INPUT MATERIAL

──────────

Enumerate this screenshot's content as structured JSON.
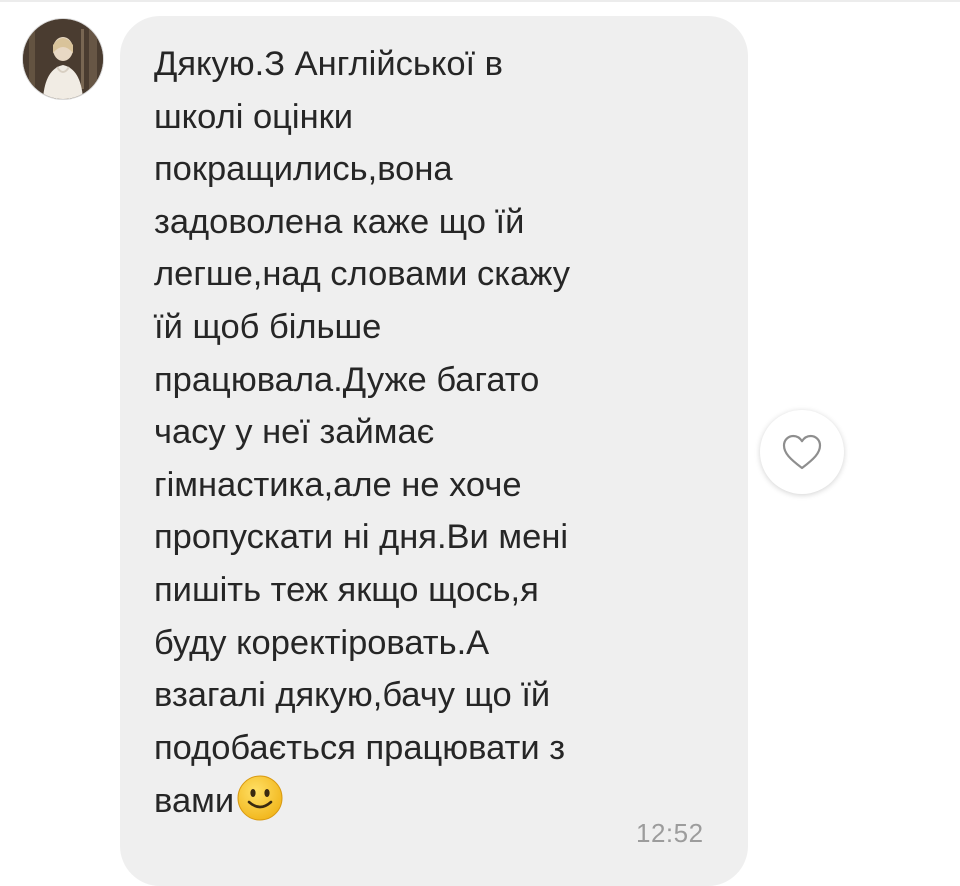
{
  "message": {
    "text": "Дякую.З Англійської в\nшколі оцінки\nпокращились,вона\nзадоволена каже що їй\nлегше,над словами скажу\nїй щоб більше\nпрацювала.Дуже багато\nчасу у неї займає\nгімнастика,але не хоче\nпропускати ні дня.Ви мені\nпишіть теж якщо щось,я\nбуду коректіровать.А\nвзагалі дякую,бачу  що їй\nподобається працювати з\nвами",
    "emoji": "slightly-smiling-face-icon",
    "time": "12:52"
  },
  "colors": {
    "bubble": "#efefef",
    "text": "#262626",
    "timestamp": "#9c9c9c",
    "emoji": "#f7c531"
  }
}
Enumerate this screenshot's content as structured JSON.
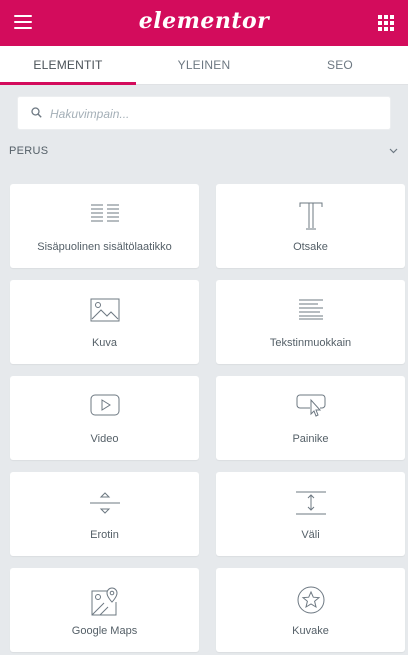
{
  "header": {
    "logo": "elementor"
  },
  "tabs": [
    {
      "label": "ELEMENTIT",
      "active": true
    },
    {
      "label": "YLEINEN",
      "active": false
    },
    {
      "label": "SEO",
      "active": false
    }
  ],
  "search": {
    "placeholder": "Hakuvimpain..."
  },
  "section": {
    "title": "PERUS"
  },
  "widgets": [
    {
      "label": "Sisäpuolinen sisältölaatikko",
      "icon": "inner-section-icon"
    },
    {
      "label": "Otsake",
      "icon": "heading-icon"
    },
    {
      "label": "Kuva",
      "icon": "image-icon"
    },
    {
      "label": "Tekstinmuokkain",
      "icon": "text-editor-icon"
    },
    {
      "label": "Video",
      "icon": "video-icon"
    },
    {
      "label": "Painike",
      "icon": "button-icon"
    },
    {
      "label": "Erotin",
      "icon": "divider-icon"
    },
    {
      "label": "Väli",
      "icon": "spacer-icon"
    },
    {
      "label": "Google Maps",
      "icon": "google-maps-icon"
    },
    {
      "label": "Kuvake",
      "icon": "star-icon"
    }
  ],
  "colors": {
    "accent": "#d30c5c",
    "panel_bg": "#e6e9ec",
    "text": "#556068"
  }
}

──────────

Quote the records in full and exactly; skip any image.

Enumerate this screenshot's content as structured JSON.
{
  "message": {
    "text": "Дякую.З Англійської в\nшколі оцінки\nпокращились,вона\nзадоволена каже що їй\nлегше,над словами скажу\nїй щоб більше\nпрацювала.Дуже багато\nчасу у неї займає\nгімнастика,але не хоче\nпропускати ні дня.Ви мені\nпишіть теж якщо щось,я\nбуду коректіровать.А\nвзагалі дякую,бачу  що їй\nподобається працювати з\nвами",
    "emoji": "slightly-smiling-face-icon",
    "time": "12:52"
  },
  "colors": {
    "bubble": "#efefef",
    "text": "#262626",
    "timestamp": "#9c9c9c",
    "emoji": "#f7c531"
  }
}
Enumerate this screenshot's content as structured JSON.
{
  "header": {
    "logo": "elementor"
  },
  "tabs": [
    {
      "label": "ELEMENTIT",
      "active": true
    },
    {
      "label": "YLEINEN",
      "active": false
    },
    {
      "label": "SEO",
      "active": false
    }
  ],
  "search": {
    "placeholder": "Hakuvimpain..."
  },
  "section": {
    "title": "PERUS"
  },
  "widgets": [
    {
      "label": "Sisäpuolinen sisältölaatikko",
      "icon": "inner-section-icon"
    },
    {
      "label": "Otsake",
      "icon": "heading-icon"
    },
    {
      "label": "Kuva",
      "icon": "image-icon"
    },
    {
      "label": "Tekstinmuokkain",
      "icon": "text-editor-icon"
    },
    {
      "label": "Video",
      "icon": "video-icon"
    },
    {
      "label": "Painike",
      "icon": "button-icon"
    },
    {
      "label": "Erotin",
      "icon": "divider-icon"
    },
    {
      "label": "Väli",
      "icon": "spacer-icon"
    },
    {
      "label": "Google Maps",
      "icon": "google-maps-icon"
    },
    {
      "label": "Kuvake",
      "icon": "star-icon"
    }
  ],
  "colors": {
    "accent": "#d30c5c",
    "panel_bg": "#e6e9ec",
    "text": "#556068"
  }
}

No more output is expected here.